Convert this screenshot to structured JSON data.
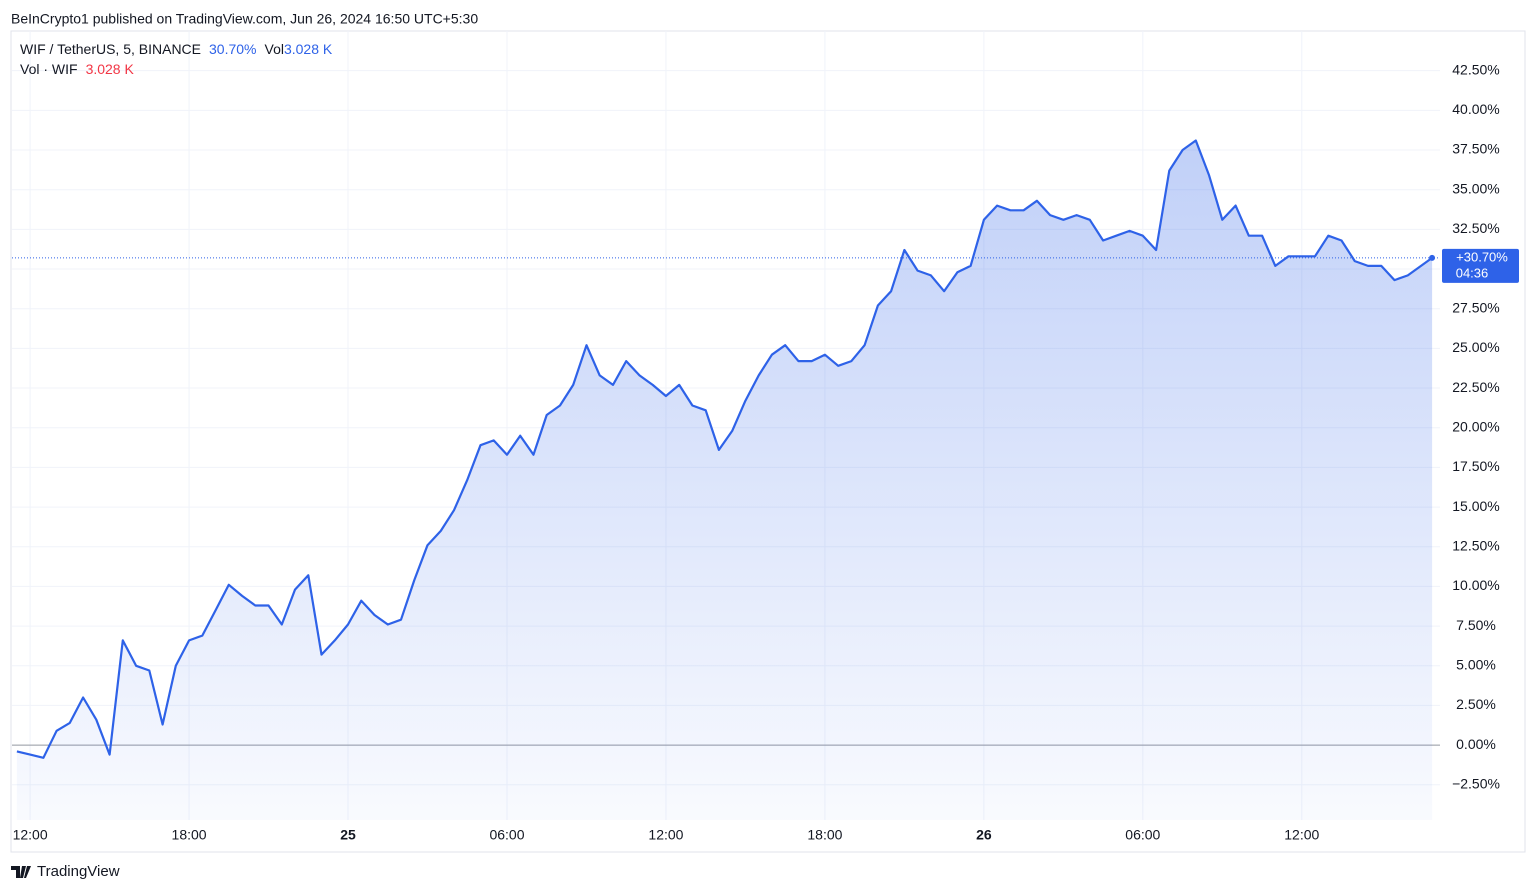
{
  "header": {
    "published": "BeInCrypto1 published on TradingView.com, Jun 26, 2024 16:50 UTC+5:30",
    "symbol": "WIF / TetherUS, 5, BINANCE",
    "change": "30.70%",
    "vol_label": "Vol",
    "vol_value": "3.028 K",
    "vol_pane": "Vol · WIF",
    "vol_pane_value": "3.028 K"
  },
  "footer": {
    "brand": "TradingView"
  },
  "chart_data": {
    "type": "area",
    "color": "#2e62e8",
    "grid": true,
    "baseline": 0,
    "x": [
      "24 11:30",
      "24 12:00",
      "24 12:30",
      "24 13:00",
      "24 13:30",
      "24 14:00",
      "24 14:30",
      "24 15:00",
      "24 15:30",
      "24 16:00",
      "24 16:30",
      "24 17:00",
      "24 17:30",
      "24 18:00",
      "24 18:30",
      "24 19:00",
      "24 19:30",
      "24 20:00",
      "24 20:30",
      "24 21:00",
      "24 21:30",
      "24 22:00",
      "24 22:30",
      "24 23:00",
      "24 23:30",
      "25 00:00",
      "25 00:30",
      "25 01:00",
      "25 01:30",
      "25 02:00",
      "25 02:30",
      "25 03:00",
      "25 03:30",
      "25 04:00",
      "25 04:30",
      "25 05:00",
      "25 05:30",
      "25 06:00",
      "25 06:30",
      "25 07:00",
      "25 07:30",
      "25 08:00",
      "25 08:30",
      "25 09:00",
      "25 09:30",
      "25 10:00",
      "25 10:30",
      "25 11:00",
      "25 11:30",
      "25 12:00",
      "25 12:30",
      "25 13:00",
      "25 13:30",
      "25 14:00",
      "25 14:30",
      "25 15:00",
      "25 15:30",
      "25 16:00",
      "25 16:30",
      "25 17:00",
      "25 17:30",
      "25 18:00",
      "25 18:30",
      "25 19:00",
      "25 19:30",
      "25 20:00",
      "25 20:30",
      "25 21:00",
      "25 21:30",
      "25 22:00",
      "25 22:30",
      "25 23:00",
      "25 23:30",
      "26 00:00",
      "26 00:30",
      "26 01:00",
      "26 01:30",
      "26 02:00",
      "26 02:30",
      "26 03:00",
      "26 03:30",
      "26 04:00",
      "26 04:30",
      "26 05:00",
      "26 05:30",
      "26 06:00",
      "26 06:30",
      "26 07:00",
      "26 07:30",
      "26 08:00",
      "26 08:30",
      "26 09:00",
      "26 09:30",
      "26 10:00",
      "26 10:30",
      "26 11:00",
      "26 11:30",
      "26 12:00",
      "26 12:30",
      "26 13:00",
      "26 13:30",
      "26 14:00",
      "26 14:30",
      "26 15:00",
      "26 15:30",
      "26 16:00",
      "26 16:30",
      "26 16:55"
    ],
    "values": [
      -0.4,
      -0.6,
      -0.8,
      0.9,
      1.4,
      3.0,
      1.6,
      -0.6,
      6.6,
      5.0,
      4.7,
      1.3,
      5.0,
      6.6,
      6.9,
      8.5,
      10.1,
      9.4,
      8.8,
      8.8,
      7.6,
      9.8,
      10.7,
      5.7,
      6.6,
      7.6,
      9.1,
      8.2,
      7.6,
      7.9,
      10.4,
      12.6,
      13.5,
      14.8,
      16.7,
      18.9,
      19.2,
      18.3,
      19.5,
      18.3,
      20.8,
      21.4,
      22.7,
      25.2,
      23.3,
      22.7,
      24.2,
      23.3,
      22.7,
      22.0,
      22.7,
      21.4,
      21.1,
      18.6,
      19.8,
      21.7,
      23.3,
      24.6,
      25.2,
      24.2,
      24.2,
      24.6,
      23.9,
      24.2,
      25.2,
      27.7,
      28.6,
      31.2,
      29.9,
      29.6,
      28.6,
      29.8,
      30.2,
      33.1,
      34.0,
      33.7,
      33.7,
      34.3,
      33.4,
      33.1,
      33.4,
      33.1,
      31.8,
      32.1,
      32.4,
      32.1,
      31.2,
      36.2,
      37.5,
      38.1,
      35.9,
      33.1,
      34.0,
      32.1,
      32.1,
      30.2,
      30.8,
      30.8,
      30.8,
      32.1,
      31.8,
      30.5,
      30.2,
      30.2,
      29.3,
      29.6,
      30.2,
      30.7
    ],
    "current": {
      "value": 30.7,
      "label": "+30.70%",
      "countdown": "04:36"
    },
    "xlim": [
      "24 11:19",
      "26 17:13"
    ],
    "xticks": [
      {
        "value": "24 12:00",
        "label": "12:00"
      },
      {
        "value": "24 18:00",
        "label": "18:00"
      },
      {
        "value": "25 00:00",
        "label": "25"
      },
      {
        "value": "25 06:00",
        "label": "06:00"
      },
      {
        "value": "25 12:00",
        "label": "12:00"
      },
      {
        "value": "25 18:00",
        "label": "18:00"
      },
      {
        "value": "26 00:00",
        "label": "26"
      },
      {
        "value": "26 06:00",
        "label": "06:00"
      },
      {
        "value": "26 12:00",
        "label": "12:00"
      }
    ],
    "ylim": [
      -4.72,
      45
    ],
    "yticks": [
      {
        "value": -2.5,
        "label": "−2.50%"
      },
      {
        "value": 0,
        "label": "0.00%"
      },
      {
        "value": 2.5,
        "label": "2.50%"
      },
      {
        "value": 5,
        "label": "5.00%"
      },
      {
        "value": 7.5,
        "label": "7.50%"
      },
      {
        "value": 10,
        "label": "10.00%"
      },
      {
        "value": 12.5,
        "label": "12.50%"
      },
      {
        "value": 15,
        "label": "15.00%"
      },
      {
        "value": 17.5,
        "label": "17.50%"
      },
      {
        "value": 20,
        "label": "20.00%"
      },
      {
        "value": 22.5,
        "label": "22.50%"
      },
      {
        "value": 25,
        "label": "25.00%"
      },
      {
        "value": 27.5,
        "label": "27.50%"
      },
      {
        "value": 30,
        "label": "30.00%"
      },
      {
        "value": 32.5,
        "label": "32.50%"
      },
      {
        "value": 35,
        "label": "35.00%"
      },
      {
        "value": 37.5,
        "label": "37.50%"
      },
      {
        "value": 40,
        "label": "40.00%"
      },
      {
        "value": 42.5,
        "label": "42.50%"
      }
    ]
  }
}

WHAT IS REQUIRED: Pictures stay out of the copy; please restate every record above exactly.

RESPONSE TO THIS TASK:
Convert this screenshot to structured JSON data.
{
  "header": {
    "published": "BeInCrypto1 published on TradingView.com, Jun 26, 2024 16:50 UTC+5:30",
    "symbol": "WIF / TetherUS, 5, BINANCE",
    "change": "30.70%",
    "vol_label": "Vol",
    "vol_value": "3.028 K",
    "vol_pane": "Vol · WIF",
    "vol_pane_value": "3.028 K"
  },
  "footer": {
    "brand": "TradingView"
  },
  "chart_data": {
    "type": "area",
    "color": "#2e62e8",
    "grid": true,
    "baseline": 0,
    "x": [
      "24 11:30",
      "24 12:00",
      "24 12:30",
      "24 13:00",
      "24 13:30",
      "24 14:00",
      "24 14:30",
      "24 15:00",
      "24 15:30",
      "24 16:00",
      "24 16:30",
      "24 17:00",
      "24 17:30",
      "24 18:00",
      "24 18:30",
      "24 19:00",
      "24 19:30",
      "24 20:00",
      "24 20:30",
      "24 21:00",
      "24 21:30",
      "24 22:00",
      "24 22:30",
      "24 23:00",
      "24 23:30",
      "25 00:00",
      "25 00:30",
      "25 01:00",
      "25 01:30",
      "25 02:00",
      "25 02:30",
      "25 03:00",
      "25 03:30",
      "25 04:00",
      "25 04:30",
      "25 05:00",
      "25 05:30",
      "25 06:00",
      "25 06:30",
      "25 07:00",
      "25 07:30",
      "25 08:00",
      "25 08:30",
      "25 09:00",
      "25 09:30",
      "25 10:00",
      "25 10:30",
      "25 11:00",
      "25 11:30",
      "25 12:00",
      "25 12:30",
      "25 13:00",
      "25 13:30",
      "25 14:00",
      "25 14:30",
      "25 15:00",
      "25 15:30",
      "25 16:00",
      "25 16:30",
      "25 17:00",
      "25 17:30",
      "25 18:00",
      "25 18:30",
      "25 19:00",
      "25 19:30",
      "25 20:00",
      "25 20:30",
      "25 21:00",
      "25 21:30",
      "25 22:00",
      "25 22:30",
      "25 23:00",
      "25 23:30",
      "26 00:00",
      "26 00:30",
      "26 01:00",
      "26 01:30",
      "26 02:00",
      "26 02:30",
      "26 03:00",
      "26 03:30",
      "26 04:00",
      "26 04:30",
      "26 05:00",
      "26 05:30",
      "26 06:00",
      "26 06:30",
      "26 07:00",
      "26 07:30",
      "26 08:00",
      "26 08:30",
      "26 09:00",
      "26 09:30",
      "26 10:00",
      "26 10:30",
      "26 11:00",
      "26 11:30",
      "26 12:00",
      "26 12:30",
      "26 13:00",
      "26 13:30",
      "26 14:00",
      "26 14:30",
      "26 15:00",
      "26 15:30",
      "26 16:00",
      "26 16:30",
      "26 16:55"
    ],
    "values": [
      -0.4,
      -0.6,
      -0.8,
      0.9,
      1.4,
      3.0,
      1.6,
      -0.6,
      6.6,
      5.0,
      4.7,
      1.3,
      5.0,
      6.6,
      6.9,
      8.5,
      10.1,
      9.4,
      8.8,
      8.8,
      7.6,
      9.8,
      10.7,
      5.7,
      6.6,
      7.6,
      9.1,
      8.2,
      7.6,
      7.9,
      10.4,
      12.6,
      13.5,
      14.8,
      16.7,
      18.9,
      19.2,
      18.3,
      19.5,
      18.3,
      20.8,
      21.4,
      22.7,
      25.2,
      23.3,
      22.7,
      24.2,
      23.3,
      22.7,
      22.0,
      22.7,
      21.4,
      21.1,
      18.6,
      19.8,
      21.7,
      23.3,
      24.6,
      25.2,
      24.2,
      24.2,
      24.6,
      23.9,
      24.2,
      25.2,
      27.7,
      28.6,
      31.2,
      29.9,
      29.6,
      28.6,
      29.8,
      30.2,
      33.1,
      34.0,
      33.7,
      33.7,
      34.3,
      33.4,
      33.1,
      33.4,
      33.1,
      31.8,
      32.1,
      32.4,
      32.1,
      31.2,
      36.2,
      37.5,
      38.1,
      35.9,
      33.1,
      34.0,
      32.1,
      32.1,
      30.2,
      30.8,
      30.8,
      30.8,
      32.1,
      31.8,
      30.5,
      30.2,
      30.2,
      29.3,
      29.6,
      30.2,
      30.7
    ],
    "current": {
      "value": 30.7,
      "label": "+30.70%",
      "countdown": "04:36"
    },
    "xlim": [
      "24 11:19",
      "26 17:13"
    ],
    "xticks": [
      {
        "value": "24 12:00",
        "label": "12:00"
      },
      {
        "value": "24 18:00",
        "label": "18:00"
      },
      {
        "value": "25 00:00",
        "label": "25"
      },
      {
        "value": "25 06:00",
        "label": "06:00"
      },
      {
        "value": "25 12:00",
        "label": "12:00"
      },
      {
        "value": "25 18:00",
        "label": "18:00"
      },
      {
        "value": "26 00:00",
        "label": "26"
      },
      {
        "value": "26 06:00",
        "label": "06:00"
      },
      {
        "value": "26 12:00",
        "label": "12:00"
      }
    ],
    "ylim": [
      -4.72,
      45
    ],
    "yticks": [
      {
        "value": -2.5,
        "label": "−2.50%"
      },
      {
        "value": 0,
        "label": "0.00%"
      },
      {
        "value": 2.5,
        "label": "2.50%"
      },
      {
        "value": 5,
        "label": "5.00%"
      },
      {
        "value": 7.5,
        "label": "7.50%"
      },
      {
        "value": 10,
        "label": "10.00%"
      },
      {
        "value": 12.5,
        "label": "12.50%"
      },
      {
        "value": 15,
        "label": "15.00%"
      },
      {
        "value": 17.5,
        "label": "17.50%"
      },
      {
        "value": 20,
        "label": "20.00%"
      },
      {
        "value": 22.5,
        "label": "22.50%"
      },
      {
        "value": 25,
        "label": "25.00%"
      },
      {
        "value": 27.5,
        "label": "27.50%"
      },
      {
        "value": 30,
        "label": "30.00%"
      },
      {
        "value": 32.5,
        "label": "32.50%"
      },
      {
        "value": 35,
        "label": "35.00%"
      },
      {
        "value": 37.5,
        "label": "37.50%"
      },
      {
        "value": 40,
        "label": "40.00%"
      },
      {
        "value": 42.5,
        "label": "42.50%"
      }
    ]
  }
}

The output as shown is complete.